- Data rows -
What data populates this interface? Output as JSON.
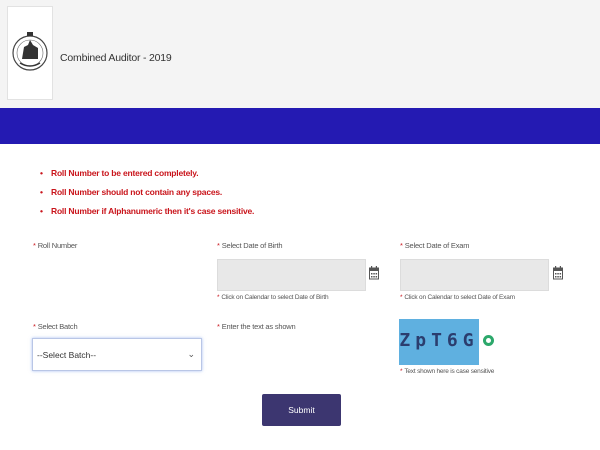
{
  "header": {
    "title": "Combined Auditor - 2019",
    "logo_icon": "state-emblem-icon"
  },
  "colors": {
    "nav_bar": "#241ab2",
    "error_text": "#c9141b",
    "submit_button": "#3c3670",
    "captcha_bg": "#5fb0e0"
  },
  "instructions": [
    "Roll Number to be entered completely.",
    "Roll Number should not contain any spaces.",
    "Roll Number if Alphanumeric then it's case sensitive."
  ],
  "form": {
    "roll_number": {
      "label": "Roll Number"
    },
    "date_of_birth": {
      "label": "Select Date of Birth",
      "value": "",
      "hint": "Click on Calendar to select Date of Birth",
      "icon": "calendar-icon"
    },
    "date_of_exam": {
      "label": "Select Date of Exam",
      "value": "",
      "hint": "Click on Calendar to select Date of Exam",
      "icon": "calendar-icon"
    },
    "batch": {
      "label": "Select Batch",
      "selected": "--Select Batch--"
    },
    "captcha": {
      "label": "Enter the text as shown",
      "image_text": "ZpT6G",
      "hint": "Text shown here is case sensitive",
      "refresh_icon": "refresh-icon"
    },
    "submit_label": "Submit"
  }
}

- Exercise -
Identify each line containing the string "hint" and copy it out.

- Solution to this problem -
      "hint": "Click on Calendar to select Date of Birth",
      "hint": "Click on Calendar to select Date of Exam",
      "hint": "Text shown here is case sensitive",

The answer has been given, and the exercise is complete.